### RAW DATA
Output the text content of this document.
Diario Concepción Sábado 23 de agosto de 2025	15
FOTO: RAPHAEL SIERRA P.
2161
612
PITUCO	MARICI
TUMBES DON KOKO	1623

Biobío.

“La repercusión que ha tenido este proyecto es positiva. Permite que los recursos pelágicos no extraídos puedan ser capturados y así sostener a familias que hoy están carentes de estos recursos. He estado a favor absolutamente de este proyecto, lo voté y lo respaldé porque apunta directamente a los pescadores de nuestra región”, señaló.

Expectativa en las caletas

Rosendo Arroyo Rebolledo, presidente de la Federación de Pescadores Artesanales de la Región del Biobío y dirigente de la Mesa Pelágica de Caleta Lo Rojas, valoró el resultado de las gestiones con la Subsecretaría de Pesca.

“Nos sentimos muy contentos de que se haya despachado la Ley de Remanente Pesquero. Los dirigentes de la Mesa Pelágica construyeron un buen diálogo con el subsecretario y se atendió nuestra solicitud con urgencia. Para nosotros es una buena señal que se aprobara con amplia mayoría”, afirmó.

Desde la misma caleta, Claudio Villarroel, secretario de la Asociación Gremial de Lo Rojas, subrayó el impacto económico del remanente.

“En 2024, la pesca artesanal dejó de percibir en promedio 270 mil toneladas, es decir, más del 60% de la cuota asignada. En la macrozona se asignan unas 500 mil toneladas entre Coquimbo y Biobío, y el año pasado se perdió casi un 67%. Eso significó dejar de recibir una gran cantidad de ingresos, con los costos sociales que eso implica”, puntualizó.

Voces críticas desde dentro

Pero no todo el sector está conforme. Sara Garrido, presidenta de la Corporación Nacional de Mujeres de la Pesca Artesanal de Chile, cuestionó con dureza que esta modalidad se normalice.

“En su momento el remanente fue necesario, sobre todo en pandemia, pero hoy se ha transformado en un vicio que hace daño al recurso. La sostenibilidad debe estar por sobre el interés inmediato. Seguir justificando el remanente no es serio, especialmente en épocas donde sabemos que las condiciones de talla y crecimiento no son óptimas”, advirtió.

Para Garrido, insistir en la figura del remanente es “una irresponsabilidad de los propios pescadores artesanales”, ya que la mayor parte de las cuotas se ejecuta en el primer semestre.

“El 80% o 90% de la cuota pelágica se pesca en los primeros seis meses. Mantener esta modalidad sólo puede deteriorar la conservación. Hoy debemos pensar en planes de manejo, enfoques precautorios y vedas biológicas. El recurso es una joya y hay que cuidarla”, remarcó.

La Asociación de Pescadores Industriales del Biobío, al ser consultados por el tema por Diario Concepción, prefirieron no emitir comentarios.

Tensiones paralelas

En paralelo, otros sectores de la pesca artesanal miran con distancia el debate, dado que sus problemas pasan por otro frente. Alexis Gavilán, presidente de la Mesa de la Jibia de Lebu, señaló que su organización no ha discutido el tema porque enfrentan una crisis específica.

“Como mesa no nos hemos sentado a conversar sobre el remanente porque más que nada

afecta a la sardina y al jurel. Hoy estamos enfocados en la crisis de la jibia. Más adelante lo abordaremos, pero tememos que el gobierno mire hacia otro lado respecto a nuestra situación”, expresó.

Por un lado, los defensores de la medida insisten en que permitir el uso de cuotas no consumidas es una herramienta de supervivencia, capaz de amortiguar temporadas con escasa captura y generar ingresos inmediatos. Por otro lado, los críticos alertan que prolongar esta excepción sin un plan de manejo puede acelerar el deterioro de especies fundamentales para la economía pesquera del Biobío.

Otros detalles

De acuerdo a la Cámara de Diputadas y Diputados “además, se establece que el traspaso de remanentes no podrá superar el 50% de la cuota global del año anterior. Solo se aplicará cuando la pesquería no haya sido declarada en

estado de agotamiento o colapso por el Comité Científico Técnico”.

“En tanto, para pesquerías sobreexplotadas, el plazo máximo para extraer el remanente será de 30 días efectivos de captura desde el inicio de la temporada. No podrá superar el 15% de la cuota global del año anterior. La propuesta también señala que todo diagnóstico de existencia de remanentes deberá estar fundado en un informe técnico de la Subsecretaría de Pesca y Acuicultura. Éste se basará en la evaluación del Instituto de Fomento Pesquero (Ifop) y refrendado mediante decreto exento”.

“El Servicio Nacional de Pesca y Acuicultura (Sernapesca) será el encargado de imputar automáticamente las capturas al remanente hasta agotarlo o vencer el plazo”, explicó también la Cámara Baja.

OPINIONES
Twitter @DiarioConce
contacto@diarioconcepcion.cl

### REQUIREMENT
Return the listing above word for word.

### FINISHED EXERCISE
Output the text content of this document.
Diario Concepción Sábado 23 de agosto de 2025	15
FOTO: RAPHAEL SIERRA P.
2161
612
PITUCO	MARICI
TUMBES DON KOKO	1623

Biobío.

“La repercusión que ha tenido este proyecto es positiva. Permite que los recursos pelágicos no extraídos puedan ser capturados y así sostener a familias que hoy están carentes de estos recursos. He estado a favor absolutamente de este proyecto, lo voté y lo respaldé porque apunta directamente a los pescadores de nuestra región”, señaló.

Expectativa en las caletas

Rosendo Arroyo Rebolledo, presidente de la Federación de Pescadores Artesanales de la Región del Biobío y dirigente de la Mesa Pelágica de Caleta Lo Rojas, valoró el resultado de las gestiones con la Subsecretaría de Pesca.

“Nos sentimos muy contentos de que se haya despachado la Ley de Remanente Pesquero. Los dirigentes de la Mesa Pelágica construyeron un buen diálogo con el subsecretario y se atendió nuestra solicitud con urgencia. Para nosotros es una buena señal que se aprobara con amplia mayoría”, afirmó.

Desde la misma caleta, Claudio Villarroel, secretario de la Asociación Gremial de Lo Rojas, subrayó el impacto económico del remanente.

“En 2024, la pesca artesanal dejó de percibir en promedio 270 mil toneladas, es decir, más del 60% de la cuota asignada. En la macrozona se asignan unas 500 mil toneladas entre Coquimbo y Biobío, y el año pasado se perdió casi un 67%. Eso significó dejar de recibir una gran cantidad de ingresos, con los costos sociales que eso implica”, puntualizó.

Voces críticas desde dentro

Pero no todo el sector está conforme. Sara Garrido, presidenta de la Corporación Nacional de Mujeres de la Pesca Artesanal de Chile, cuestionó con dureza que esta modalidad se normalice.

“En su momento el remanente fue necesario, sobre todo en pandemia, pero hoy se ha transformado en un vicio que hace daño al recurso. La sostenibilidad debe estar por sobre el interés inmediato. Seguir justificando el remanente no es serio, especialmente en épocas donde sabemos que las condiciones de talla y crecimiento no son óptimas”, advirtió.

Para Garrido, insistir en la figura del remanente es “una irresponsabilidad de los propios pescadores artesanales”, ya que la mayor parte de las cuotas se ejecuta en el primer semestre.

“El 80% o 90% de la cuota pelágica se pesca en los primeros seis meses. Mantener esta modalidad sólo puede deteriorar la conservación. Hoy debemos pensar en planes de manejo, enfoques precautorios y vedas biológicas. El recurso es una joya y hay que cuidarla”, remarcó.

La Asociación de Pescadores Industriales del Biobío, al ser consultados por el tema por Diario Concepción, prefirieron no emitir comentarios.

Tensiones paralelas

En paralelo, otros sectores de la pesca artesanal miran con distancia el debate, dado que sus problemas pasan por otro frente. Alexis Gavilán, presidente de la Mesa de la Jibia de Lebu, señaló que su organización no ha discutido el tema porque enfrentan una crisis específica.

“Como mesa no nos hemos sentado a conversar sobre el remanente porque más que nada

afecta a la sardina y al jurel. Hoy estamos enfocados en la crisis de la jibia. Más adelante lo abordaremos, pero tememos que el gobierno mire hacia otro lado respecto a nuestra situación”, expresó.

Por un lado, los defensores de la medida insisten en que permitir el uso de cuotas no consumidas es una herramienta de supervivencia, capaz de amortiguar temporadas con escasa captura y generar ingresos inmediatos. Por otro lado, los críticos alertan que prolongar esta excepción sin un plan de manejo puede acelerar el deterioro de especies fundamentales para la economía pesquera del Biobío.

Otros detalles

De acuerdo a la Cámara de Diputadas y Diputados “además, se establece que el traspaso de remanentes no podrá superar el 50% de la cuota global del año anterior. Solo se aplicará cuando la pesquería no haya sido declarada en

estado de agotamiento o colapso por el Comité Científico Técnico”.

“En tanto, para pesquerías sobreexplotadas, el plazo máximo para extraer el remanente será de 30 días efectivos de captura desde el inicio de la temporada. No podrá superar el 15% de la cuota global del año anterior. La propuesta también señala que todo diagnóstico de existencia de remanentes deberá estar fundado en un informe técnico de la Subsecretaría de Pesca y Acuicultura. Éste se basará en la evaluación del Instituto de Fomento Pesquero (Ifop) y refrendado mediante decreto exento”.

“El Servicio Nacional de Pesca y Acuicultura (Sernapesca) será el encargado de imputar automáticamente las capturas al remanente hasta agotarlo o vencer el plazo”, explicó también la Cámara Baja.

OPINIONES
Twitter @DiarioConce
contacto@diarioconcepcion.cl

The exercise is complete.